[Element location listings]
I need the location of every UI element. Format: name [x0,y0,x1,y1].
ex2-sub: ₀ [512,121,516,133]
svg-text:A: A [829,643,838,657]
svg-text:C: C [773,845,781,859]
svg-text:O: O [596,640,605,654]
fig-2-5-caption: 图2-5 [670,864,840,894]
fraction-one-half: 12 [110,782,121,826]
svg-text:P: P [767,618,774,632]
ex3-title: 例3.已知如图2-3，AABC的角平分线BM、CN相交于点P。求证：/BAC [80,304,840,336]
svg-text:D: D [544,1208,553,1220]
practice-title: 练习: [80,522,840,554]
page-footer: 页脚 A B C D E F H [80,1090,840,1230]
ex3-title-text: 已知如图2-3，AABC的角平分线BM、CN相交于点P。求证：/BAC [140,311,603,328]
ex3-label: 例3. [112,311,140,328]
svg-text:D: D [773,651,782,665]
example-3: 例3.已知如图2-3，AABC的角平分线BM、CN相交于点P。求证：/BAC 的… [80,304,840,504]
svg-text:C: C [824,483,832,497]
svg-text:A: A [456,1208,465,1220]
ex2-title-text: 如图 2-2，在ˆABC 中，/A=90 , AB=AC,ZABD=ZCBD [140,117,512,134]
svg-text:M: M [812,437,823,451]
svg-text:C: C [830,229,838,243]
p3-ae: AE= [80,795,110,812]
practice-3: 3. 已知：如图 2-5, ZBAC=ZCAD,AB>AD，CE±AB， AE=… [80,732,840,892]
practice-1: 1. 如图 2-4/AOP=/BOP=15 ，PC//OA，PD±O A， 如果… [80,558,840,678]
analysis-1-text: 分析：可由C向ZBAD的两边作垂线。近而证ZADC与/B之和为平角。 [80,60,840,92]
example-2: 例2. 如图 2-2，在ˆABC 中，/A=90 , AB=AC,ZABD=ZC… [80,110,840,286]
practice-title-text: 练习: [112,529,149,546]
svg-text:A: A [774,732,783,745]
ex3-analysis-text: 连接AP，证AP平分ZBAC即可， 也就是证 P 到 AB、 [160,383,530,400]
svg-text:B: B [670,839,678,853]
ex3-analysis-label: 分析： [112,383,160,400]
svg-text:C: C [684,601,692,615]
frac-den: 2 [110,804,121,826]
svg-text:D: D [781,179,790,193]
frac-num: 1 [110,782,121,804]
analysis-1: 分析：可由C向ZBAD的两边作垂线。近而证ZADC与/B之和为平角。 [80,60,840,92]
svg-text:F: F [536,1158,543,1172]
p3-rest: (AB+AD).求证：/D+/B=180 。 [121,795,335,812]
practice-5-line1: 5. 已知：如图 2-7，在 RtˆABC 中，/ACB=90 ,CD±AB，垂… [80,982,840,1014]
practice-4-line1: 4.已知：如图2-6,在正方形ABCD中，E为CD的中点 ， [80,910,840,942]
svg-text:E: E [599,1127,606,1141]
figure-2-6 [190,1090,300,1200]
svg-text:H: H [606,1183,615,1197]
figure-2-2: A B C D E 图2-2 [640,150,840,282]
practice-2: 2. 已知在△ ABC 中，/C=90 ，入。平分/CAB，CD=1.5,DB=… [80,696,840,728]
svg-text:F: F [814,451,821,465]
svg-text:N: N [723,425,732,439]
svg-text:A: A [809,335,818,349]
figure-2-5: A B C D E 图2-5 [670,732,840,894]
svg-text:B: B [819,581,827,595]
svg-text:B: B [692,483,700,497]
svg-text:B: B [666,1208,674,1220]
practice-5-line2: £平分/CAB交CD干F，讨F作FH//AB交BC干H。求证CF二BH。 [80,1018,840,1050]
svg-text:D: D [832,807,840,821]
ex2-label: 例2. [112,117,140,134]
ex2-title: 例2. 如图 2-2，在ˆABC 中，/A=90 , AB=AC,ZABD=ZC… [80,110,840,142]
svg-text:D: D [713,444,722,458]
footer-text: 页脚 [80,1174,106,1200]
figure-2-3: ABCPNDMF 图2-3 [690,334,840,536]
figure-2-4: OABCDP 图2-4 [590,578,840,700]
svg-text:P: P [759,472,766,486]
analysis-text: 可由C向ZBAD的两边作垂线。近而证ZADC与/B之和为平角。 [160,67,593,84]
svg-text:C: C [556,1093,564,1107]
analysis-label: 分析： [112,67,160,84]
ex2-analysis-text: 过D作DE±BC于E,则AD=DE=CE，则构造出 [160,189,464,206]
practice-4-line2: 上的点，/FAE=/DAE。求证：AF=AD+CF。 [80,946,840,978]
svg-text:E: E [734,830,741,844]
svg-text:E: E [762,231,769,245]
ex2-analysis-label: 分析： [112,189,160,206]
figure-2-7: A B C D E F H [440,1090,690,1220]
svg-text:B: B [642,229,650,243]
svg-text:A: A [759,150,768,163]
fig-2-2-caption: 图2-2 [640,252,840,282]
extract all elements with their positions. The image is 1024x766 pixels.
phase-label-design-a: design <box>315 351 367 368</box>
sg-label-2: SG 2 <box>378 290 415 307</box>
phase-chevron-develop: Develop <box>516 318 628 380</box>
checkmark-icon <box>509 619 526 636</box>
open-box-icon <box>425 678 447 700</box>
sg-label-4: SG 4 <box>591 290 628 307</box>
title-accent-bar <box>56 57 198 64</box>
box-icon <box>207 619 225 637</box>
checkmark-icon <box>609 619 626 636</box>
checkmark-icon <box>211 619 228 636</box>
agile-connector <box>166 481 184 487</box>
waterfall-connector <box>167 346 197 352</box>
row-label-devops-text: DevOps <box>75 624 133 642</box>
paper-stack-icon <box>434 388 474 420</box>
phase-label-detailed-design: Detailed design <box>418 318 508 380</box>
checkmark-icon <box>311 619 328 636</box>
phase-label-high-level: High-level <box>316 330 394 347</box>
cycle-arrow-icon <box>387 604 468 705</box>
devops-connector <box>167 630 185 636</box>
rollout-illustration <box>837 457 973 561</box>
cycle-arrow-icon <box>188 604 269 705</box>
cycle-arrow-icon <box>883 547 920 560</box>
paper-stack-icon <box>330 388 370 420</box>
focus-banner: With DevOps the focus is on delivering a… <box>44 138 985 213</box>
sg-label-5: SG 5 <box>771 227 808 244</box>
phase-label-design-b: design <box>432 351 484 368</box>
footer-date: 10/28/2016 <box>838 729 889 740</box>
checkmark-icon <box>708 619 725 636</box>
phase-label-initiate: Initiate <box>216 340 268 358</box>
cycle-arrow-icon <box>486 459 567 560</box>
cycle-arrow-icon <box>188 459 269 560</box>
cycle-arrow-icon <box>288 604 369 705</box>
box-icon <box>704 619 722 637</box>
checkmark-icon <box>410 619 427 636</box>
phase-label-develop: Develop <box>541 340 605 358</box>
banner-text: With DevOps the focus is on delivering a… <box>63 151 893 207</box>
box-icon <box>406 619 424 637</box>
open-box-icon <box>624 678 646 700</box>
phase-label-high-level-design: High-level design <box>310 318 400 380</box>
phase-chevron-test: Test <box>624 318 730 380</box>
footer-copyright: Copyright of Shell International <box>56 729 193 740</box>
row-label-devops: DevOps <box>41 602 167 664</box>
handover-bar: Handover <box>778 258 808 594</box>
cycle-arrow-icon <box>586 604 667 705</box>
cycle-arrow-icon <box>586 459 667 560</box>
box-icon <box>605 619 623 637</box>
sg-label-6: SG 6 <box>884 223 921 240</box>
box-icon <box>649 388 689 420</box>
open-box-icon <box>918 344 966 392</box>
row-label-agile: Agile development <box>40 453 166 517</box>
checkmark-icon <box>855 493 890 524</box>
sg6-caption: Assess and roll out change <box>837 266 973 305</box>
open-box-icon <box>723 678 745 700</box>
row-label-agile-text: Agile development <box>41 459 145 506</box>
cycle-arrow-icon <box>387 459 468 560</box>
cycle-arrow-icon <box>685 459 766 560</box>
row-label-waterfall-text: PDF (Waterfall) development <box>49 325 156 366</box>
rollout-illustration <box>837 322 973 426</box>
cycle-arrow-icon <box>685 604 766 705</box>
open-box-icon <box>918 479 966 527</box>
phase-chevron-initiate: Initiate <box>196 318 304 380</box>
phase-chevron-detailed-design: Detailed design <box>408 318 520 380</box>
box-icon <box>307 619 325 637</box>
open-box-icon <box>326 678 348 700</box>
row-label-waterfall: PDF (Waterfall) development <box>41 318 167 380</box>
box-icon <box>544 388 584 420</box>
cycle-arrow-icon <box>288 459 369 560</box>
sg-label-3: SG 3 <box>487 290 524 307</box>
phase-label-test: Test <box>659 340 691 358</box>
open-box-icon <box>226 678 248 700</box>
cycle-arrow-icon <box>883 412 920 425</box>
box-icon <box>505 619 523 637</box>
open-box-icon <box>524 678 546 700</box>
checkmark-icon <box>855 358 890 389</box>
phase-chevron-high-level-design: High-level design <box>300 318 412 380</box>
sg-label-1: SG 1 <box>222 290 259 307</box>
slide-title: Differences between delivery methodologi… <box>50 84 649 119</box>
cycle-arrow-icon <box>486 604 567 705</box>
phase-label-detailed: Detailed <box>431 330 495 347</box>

▶ THE REQUEST:
Please give the items again, starting at the first one and ending at the line containing "svg-text:P: P [767,618,774,632]", with "location" swapped for "position" and everything else left unchanged.

▶ RESULT:
I need the position of every UI element. Format: name [x0,y0,x1,y1].
ex2-sub: ₀ [512,121,516,133]
svg-text:A: A [829,643,838,657]
svg-text:C: C [773,845,781,859]
svg-text:O: O [596,640,605,654]
fig-2-5-caption: 图2-5 [670,864,840,894]
fraction-one-half: 12 [110,782,121,826]
svg-text:P: P [767,618,774,632]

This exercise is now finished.